begin

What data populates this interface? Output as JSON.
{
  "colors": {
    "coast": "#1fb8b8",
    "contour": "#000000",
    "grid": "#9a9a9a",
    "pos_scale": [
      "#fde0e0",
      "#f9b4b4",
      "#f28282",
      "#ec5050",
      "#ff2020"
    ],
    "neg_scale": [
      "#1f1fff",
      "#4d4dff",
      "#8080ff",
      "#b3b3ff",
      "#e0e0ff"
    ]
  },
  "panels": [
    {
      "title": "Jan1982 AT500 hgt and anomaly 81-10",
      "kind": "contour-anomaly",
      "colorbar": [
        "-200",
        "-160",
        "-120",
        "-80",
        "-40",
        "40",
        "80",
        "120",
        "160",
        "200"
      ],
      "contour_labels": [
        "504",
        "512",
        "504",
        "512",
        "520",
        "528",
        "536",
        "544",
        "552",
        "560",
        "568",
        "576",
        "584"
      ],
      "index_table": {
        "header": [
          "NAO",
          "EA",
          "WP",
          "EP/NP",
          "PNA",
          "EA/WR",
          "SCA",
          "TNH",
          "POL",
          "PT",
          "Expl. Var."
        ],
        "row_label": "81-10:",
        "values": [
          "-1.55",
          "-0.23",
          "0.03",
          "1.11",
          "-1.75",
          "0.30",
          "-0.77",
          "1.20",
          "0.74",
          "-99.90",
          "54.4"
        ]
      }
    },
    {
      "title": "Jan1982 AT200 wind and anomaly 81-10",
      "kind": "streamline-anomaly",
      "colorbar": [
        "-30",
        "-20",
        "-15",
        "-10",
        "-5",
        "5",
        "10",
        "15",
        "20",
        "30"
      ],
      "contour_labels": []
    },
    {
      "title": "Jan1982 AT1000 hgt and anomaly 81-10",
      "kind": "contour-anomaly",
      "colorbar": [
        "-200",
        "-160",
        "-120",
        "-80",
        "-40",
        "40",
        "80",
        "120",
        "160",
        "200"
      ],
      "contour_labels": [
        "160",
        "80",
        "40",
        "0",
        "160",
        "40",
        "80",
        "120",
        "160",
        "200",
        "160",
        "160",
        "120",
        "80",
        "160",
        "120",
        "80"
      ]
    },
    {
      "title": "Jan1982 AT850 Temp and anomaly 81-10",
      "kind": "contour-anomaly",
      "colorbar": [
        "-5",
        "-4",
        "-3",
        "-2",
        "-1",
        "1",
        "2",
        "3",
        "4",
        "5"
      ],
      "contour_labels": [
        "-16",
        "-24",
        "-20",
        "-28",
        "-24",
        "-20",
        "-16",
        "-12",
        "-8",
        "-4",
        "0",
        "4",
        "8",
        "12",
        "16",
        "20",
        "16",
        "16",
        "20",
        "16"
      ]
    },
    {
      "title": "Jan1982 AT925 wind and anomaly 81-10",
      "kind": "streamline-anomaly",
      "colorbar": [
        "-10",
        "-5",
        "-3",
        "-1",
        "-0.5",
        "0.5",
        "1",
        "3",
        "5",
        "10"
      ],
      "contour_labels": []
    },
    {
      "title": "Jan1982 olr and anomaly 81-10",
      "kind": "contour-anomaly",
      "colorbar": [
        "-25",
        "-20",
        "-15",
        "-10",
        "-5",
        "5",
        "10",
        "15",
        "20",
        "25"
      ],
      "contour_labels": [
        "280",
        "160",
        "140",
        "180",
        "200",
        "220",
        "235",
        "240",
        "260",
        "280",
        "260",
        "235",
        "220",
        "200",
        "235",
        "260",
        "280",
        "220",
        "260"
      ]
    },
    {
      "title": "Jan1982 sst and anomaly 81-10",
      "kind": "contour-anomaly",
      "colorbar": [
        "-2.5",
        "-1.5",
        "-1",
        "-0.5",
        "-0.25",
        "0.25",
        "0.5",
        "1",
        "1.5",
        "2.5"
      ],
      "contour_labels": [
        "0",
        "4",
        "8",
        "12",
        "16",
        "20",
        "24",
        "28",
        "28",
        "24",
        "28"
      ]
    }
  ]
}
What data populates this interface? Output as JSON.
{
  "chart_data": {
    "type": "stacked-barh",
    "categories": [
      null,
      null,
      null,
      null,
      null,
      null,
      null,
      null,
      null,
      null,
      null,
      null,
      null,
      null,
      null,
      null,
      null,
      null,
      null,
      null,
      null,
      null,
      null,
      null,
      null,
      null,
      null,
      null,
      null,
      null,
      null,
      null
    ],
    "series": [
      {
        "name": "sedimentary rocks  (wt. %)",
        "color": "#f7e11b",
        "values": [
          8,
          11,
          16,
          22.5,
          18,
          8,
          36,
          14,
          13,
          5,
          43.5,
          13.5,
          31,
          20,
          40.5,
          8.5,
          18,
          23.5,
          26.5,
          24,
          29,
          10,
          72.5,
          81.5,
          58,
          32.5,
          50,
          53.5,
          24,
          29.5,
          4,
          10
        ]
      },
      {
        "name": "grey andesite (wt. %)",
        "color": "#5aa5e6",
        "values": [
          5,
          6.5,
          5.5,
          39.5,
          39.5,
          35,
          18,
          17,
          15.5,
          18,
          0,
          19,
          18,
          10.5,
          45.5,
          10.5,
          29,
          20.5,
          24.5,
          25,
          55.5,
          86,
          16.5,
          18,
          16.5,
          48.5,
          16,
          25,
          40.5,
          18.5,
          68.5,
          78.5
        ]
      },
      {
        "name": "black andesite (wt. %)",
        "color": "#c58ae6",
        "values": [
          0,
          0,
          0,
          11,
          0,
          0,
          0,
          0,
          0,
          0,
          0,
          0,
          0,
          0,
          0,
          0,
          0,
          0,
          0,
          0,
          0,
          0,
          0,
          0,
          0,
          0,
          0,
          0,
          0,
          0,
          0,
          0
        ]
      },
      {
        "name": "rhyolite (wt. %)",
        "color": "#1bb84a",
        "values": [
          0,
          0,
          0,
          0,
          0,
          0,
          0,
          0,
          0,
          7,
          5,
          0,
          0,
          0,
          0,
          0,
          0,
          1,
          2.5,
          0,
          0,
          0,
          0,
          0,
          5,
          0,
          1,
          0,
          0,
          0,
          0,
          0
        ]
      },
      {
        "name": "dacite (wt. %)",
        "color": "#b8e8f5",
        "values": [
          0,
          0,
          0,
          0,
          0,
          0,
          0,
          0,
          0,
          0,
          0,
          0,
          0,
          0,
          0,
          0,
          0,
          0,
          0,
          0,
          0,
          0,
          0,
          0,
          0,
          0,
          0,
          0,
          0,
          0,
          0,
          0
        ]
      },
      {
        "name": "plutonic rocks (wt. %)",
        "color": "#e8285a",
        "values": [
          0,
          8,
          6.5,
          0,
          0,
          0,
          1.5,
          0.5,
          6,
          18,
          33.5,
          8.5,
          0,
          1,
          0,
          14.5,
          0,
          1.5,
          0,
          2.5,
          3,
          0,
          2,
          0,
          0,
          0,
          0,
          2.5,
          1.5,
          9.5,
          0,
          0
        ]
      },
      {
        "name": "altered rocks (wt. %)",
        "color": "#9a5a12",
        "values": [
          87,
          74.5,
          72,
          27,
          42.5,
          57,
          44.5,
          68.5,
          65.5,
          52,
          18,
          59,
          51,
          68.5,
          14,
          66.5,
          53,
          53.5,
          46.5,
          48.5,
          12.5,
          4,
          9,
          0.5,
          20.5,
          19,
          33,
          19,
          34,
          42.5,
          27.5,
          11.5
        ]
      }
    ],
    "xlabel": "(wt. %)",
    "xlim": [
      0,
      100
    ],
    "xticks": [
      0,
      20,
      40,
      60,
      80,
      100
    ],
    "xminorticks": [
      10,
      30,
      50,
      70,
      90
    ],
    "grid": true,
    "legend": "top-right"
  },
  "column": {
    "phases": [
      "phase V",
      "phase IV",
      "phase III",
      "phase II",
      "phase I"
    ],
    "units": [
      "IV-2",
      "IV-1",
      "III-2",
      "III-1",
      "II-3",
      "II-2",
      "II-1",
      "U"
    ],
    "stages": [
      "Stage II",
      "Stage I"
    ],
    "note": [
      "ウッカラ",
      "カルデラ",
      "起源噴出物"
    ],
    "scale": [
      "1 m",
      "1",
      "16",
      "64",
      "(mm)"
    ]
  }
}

end

* **SET PROBLEM**
Work out how many lines in the records above hold the string "title", then give only that count.

* **RESULT OF THIS TASK**
7